To be done:
Send back the entries below exactly as they appear.

# START OF Recorded information

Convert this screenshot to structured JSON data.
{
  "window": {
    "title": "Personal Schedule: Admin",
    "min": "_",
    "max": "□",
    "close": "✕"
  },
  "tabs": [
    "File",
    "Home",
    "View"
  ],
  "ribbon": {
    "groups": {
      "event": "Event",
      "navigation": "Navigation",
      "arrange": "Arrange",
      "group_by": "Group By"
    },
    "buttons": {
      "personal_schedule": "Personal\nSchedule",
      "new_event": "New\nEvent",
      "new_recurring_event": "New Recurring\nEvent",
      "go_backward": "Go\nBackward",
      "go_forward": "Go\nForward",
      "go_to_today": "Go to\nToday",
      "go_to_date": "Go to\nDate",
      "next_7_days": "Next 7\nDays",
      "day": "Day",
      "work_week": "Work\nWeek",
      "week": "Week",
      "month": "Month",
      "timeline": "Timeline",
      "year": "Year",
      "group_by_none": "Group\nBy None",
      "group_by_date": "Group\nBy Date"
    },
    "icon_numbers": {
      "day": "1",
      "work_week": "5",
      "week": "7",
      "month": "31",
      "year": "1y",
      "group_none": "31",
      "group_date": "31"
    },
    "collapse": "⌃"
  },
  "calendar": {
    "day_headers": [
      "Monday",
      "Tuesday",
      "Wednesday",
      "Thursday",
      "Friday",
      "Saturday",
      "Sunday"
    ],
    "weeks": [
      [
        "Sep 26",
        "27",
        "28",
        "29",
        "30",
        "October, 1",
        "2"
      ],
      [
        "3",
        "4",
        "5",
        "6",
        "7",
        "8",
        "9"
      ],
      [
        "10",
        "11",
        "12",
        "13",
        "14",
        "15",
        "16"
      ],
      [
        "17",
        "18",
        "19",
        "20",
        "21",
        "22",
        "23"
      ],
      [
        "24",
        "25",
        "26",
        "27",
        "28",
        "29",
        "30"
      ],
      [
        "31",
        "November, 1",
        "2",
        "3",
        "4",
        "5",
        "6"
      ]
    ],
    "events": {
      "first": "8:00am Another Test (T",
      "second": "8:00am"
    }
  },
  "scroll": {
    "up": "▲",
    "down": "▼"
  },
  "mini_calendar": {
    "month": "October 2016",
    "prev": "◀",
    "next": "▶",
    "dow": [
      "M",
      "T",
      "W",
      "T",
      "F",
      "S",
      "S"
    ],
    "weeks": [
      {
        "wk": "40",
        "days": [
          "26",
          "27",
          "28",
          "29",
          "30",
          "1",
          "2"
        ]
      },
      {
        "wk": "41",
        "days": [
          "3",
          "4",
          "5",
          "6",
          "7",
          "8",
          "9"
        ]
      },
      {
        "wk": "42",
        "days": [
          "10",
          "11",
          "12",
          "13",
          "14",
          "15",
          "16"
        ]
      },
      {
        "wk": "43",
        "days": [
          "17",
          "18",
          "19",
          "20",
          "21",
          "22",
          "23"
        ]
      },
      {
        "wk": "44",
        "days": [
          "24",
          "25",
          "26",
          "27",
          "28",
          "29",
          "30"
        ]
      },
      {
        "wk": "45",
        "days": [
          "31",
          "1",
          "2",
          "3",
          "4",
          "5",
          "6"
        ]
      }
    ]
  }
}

# END OF Recorded information

Solution to the exercise:
Convert this screenshot to structured JSON data.
{
  "window": {
    "title": "Personal Schedule: Admin",
    "min": "_",
    "max": "□",
    "close": "✕"
  },
  "tabs": [
    "File",
    "Home",
    "View"
  ],
  "ribbon": {
    "groups": {
      "event": "Event",
      "navigation": "Navigation",
      "arrange": "Arrange",
      "group_by": "Group By"
    },
    "buttons": {
      "personal_schedule": "Personal\nSchedule",
      "new_event": "New\nEvent",
      "new_recurring_event": "New Recurring\nEvent",
      "go_backward": "Go\nBackward",
      "go_forward": "Go\nForward",
      "go_to_today": "Go to\nToday",
      "go_to_date": "Go to\nDate",
      "next_7_days": "Next 7\nDays",
      "day": "Day",
      "work_week": "Work\nWeek",
      "week": "Week",
      "month": "Month",
      "timeline": "Timeline",
      "year": "Year",
      "group_by_none": "Group\nBy None",
      "group_by_date": "Group\nBy Date"
    },
    "icon_numbers": {
      "day": "1",
      "work_week": "5",
      "week": "7",
      "month": "31",
      "year": "1y",
      "group_none": "31",
      "group_date": "31"
    },
    "collapse": "⌃"
  },
  "calendar": {
    "day_headers": [
      "Monday",
      "Tuesday",
      "Wednesday",
      "Thursday",
      "Friday",
      "Saturday",
      "Sunday"
    ],
    "weeks": [
      [
        "Sep 26",
        "27",
        "28",
        "29",
        "30",
        "October, 1",
        "2"
      ],
      [
        "3",
        "4",
        "5",
        "6",
        "7",
        "8",
        "9"
      ],
      [
        "10",
        "11",
        "12",
        "13",
        "14",
        "15",
        "16"
      ],
      [
        "17",
        "18",
        "19",
        "20",
        "21",
        "22",
        "23"
      ],
      [
        "24",
        "25",
        "26",
        "27",
        "28",
        "29",
        "30"
      ],
      [
        "31",
        "November, 1",
        "2",
        "3",
        "4",
        "5",
        "6"
      ]
    ],
    "events": {
      "first": "8:00am Another Test (T",
      "second": "8:00am"
    }
  },
  "scroll": {
    "up": "▲",
    "down": "▼"
  },
  "mini_calendar": {
    "month": "October 2016",
    "prev": "◀",
    "next": "▶",
    "dow": [
      "M",
      "T",
      "W",
      "T",
      "F",
      "S",
      "S"
    ],
    "weeks": [
      {
        "wk": "40",
        "days": [
          "26",
          "27",
          "28",
          "29",
          "30",
          "1",
          "2"
        ]
      },
      {
        "wk": "41",
        "days": [
          "3",
          "4",
          "5",
          "6",
          "7",
          "8",
          "9"
        ]
      },
      {
        "wk": "42",
        "days": [
          "10",
          "11",
          "12",
          "13",
          "14",
          "15",
          "16"
        ]
      },
      {
        "wk": "43",
        "days": [
          "17",
          "18",
          "19",
          "20",
          "21",
          "22",
          "23"
        ]
      },
      {
        "wk": "44",
        "days": [
          "24",
          "25",
          "26",
          "27",
          "28",
          "29",
          "30"
        ]
      },
      {
        "wk": "45",
        "days": [
          "31",
          "1",
          "2",
          "3",
          "4",
          "5",
          "6"
        ]
      }
    ]
  }
}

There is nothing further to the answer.